Exercise prompt: Collect all lines from the listing that include the string "placeholder".

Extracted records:
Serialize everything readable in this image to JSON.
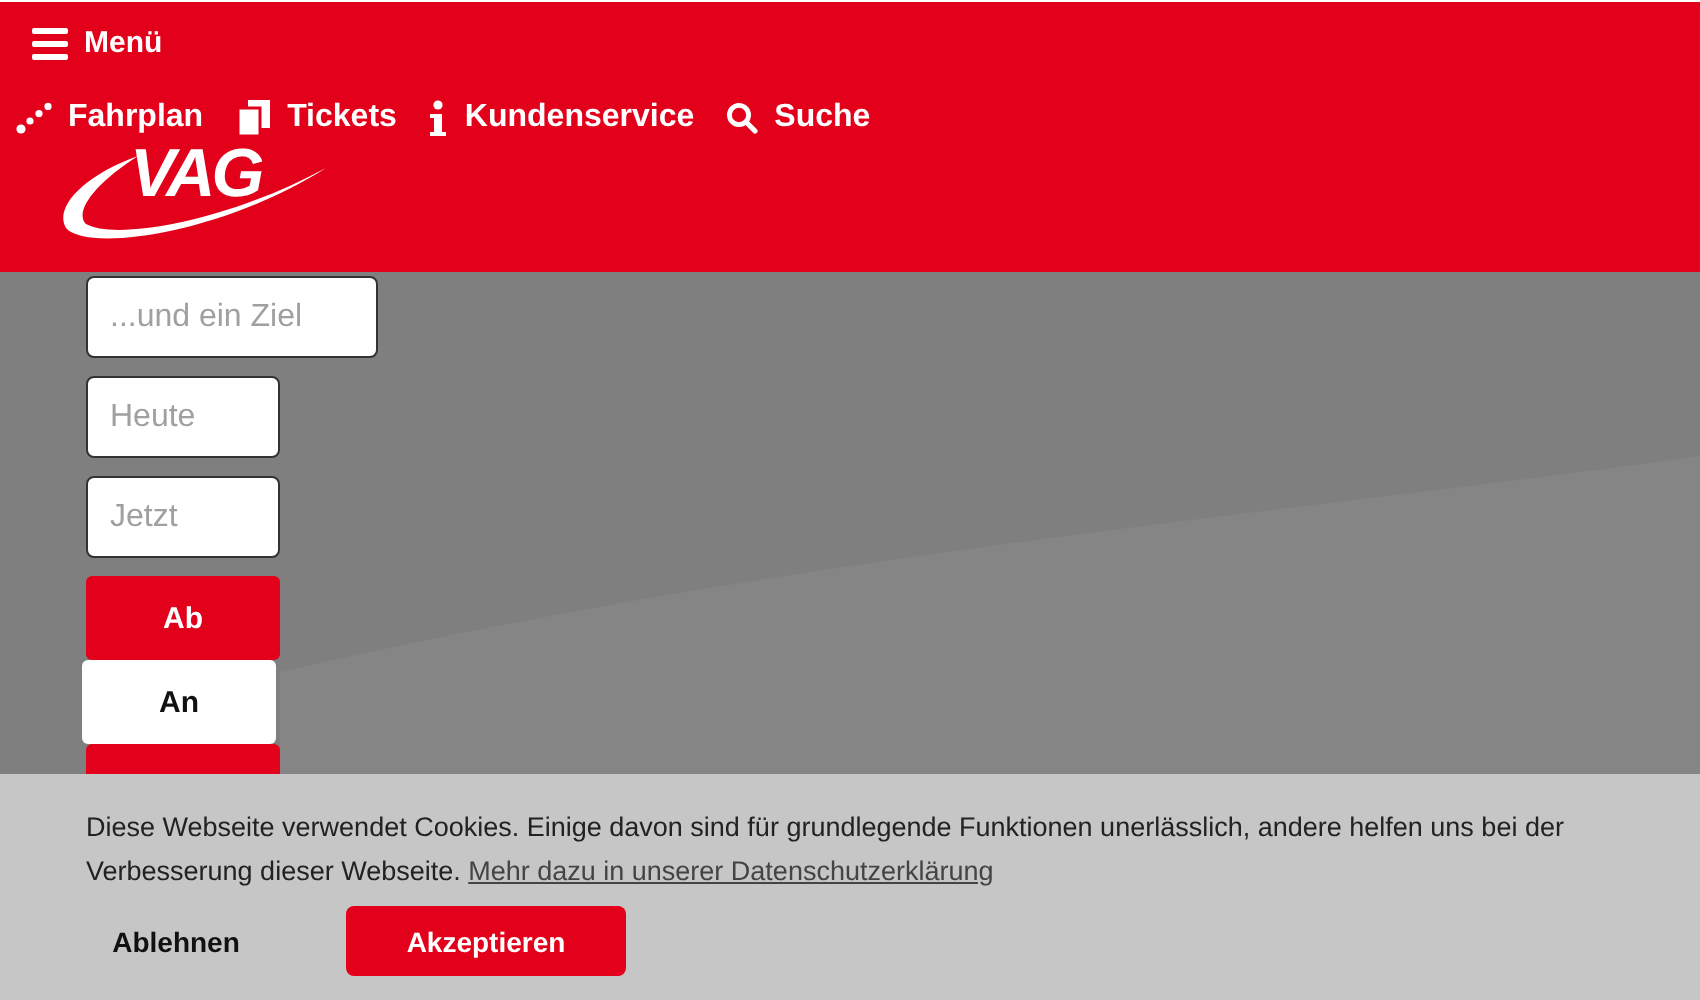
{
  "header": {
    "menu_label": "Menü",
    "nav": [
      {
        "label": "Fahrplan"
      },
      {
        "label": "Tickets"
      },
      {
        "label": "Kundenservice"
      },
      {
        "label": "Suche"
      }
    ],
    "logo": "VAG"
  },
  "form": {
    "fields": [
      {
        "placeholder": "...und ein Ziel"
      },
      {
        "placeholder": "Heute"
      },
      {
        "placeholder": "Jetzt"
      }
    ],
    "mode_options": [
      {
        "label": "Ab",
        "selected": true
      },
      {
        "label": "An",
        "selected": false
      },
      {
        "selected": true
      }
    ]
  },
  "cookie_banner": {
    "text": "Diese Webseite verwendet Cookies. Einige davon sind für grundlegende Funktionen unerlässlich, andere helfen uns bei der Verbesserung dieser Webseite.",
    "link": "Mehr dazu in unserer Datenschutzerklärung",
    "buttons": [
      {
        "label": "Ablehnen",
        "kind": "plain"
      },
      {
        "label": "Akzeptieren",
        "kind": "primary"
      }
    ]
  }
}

==

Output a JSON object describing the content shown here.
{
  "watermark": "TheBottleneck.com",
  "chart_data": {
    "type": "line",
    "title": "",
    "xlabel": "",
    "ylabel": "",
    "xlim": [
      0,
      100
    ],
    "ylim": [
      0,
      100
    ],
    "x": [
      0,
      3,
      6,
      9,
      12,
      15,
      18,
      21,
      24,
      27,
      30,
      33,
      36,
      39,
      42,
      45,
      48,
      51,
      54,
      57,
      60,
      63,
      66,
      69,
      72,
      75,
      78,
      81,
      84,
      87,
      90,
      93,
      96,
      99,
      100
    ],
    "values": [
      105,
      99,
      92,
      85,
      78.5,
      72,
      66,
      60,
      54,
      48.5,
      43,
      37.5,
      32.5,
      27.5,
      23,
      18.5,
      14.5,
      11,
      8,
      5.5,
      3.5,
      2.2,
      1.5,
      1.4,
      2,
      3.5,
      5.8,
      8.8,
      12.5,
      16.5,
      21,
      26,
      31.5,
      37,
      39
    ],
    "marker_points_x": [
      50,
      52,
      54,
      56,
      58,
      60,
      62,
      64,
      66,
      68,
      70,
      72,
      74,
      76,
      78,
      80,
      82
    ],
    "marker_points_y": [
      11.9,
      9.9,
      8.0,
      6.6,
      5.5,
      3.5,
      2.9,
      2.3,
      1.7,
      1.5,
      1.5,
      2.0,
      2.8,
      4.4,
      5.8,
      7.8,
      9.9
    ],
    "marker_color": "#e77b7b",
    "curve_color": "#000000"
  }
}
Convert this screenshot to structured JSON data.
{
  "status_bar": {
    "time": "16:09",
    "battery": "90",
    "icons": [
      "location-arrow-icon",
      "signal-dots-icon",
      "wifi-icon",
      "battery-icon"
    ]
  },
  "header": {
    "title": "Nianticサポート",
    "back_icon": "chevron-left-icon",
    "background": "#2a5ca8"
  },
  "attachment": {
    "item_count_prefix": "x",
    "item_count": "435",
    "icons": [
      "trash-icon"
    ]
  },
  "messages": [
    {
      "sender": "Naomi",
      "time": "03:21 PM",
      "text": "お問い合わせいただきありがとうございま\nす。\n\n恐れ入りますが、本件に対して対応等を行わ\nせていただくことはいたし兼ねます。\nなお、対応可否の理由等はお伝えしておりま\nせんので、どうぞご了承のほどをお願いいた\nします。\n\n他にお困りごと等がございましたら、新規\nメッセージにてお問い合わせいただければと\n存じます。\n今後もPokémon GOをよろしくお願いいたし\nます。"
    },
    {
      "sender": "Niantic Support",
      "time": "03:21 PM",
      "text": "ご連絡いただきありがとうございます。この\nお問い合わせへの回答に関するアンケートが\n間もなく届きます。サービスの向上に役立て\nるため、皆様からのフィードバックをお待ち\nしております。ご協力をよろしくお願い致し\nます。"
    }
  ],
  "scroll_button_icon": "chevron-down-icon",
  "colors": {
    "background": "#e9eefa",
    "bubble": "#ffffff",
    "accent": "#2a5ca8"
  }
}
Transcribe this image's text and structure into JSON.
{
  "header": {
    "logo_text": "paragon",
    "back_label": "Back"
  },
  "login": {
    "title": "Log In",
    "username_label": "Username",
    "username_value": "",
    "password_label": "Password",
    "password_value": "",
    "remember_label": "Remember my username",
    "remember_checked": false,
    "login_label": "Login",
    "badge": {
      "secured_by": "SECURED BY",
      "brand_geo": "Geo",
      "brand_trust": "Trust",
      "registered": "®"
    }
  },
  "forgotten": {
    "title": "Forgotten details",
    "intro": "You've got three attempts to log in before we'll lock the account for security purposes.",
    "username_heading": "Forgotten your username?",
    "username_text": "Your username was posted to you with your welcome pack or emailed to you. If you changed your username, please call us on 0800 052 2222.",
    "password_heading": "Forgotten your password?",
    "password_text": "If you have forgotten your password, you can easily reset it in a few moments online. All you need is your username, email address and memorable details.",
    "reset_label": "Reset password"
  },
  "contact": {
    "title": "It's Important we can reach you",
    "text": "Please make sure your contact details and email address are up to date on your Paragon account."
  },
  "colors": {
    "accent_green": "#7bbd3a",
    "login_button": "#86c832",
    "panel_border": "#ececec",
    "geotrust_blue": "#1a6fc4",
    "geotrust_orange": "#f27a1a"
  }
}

--

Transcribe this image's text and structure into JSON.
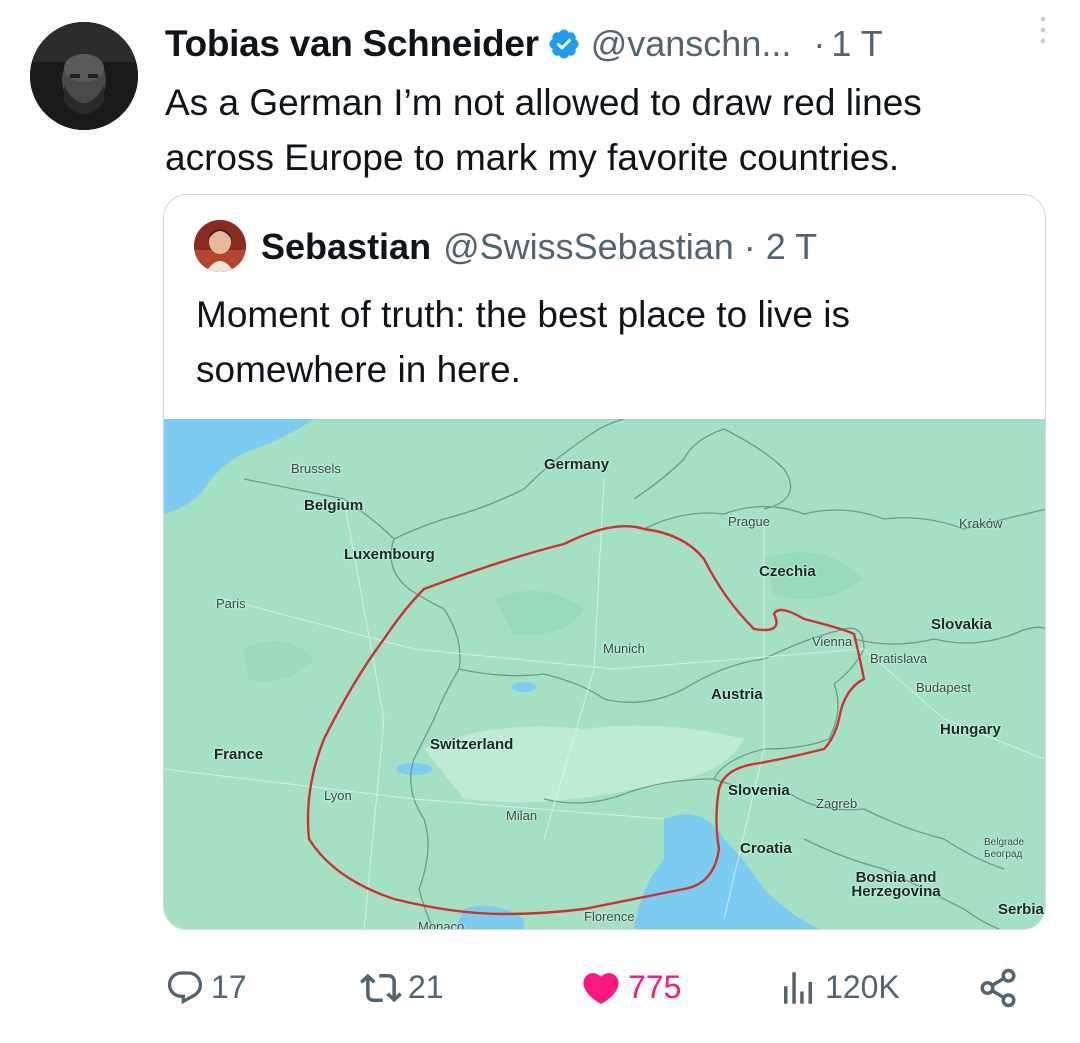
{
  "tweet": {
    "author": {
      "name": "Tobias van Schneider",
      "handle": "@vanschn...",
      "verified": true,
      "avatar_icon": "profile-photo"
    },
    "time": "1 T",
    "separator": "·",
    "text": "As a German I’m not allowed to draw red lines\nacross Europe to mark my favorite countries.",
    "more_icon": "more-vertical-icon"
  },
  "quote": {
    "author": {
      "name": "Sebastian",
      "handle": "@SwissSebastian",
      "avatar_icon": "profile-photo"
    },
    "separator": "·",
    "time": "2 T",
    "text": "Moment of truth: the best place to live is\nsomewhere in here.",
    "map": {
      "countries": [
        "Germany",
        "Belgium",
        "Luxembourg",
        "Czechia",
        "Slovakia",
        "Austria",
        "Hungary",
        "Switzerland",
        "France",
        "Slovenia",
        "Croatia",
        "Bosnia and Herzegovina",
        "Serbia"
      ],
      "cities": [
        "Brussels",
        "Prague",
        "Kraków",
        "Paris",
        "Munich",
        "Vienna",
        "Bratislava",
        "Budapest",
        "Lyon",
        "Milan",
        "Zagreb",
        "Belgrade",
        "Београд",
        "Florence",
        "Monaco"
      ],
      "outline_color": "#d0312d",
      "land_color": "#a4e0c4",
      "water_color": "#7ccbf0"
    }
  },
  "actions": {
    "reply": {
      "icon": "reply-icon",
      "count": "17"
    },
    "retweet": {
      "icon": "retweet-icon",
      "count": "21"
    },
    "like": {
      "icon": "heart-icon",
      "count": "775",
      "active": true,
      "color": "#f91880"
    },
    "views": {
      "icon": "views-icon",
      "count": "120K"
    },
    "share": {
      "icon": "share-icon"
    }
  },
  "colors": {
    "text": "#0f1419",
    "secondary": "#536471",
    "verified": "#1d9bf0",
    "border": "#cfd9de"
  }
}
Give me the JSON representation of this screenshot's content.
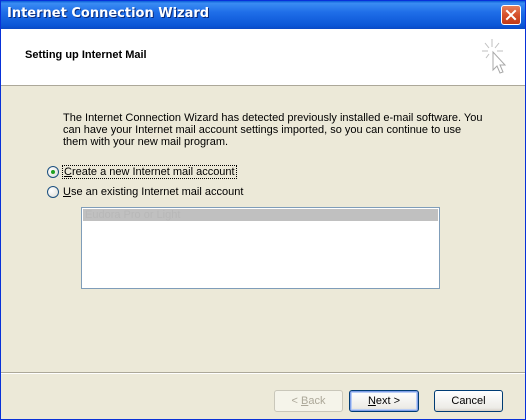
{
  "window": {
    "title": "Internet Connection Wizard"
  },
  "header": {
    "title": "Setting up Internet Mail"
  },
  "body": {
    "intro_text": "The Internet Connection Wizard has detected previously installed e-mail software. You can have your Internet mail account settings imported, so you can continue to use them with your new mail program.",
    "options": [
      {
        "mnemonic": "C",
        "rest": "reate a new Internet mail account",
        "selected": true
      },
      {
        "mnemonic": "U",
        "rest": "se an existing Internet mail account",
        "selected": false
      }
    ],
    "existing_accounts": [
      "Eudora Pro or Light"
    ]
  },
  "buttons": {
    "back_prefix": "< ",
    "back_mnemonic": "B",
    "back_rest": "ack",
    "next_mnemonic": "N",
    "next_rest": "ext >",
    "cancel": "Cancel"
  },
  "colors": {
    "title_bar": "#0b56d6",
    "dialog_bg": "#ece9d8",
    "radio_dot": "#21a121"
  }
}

Exercise answer:
        "placeholder": "...und ein Ziel"
        "placeholder": "Heute"
        "placeholder": "Jetzt"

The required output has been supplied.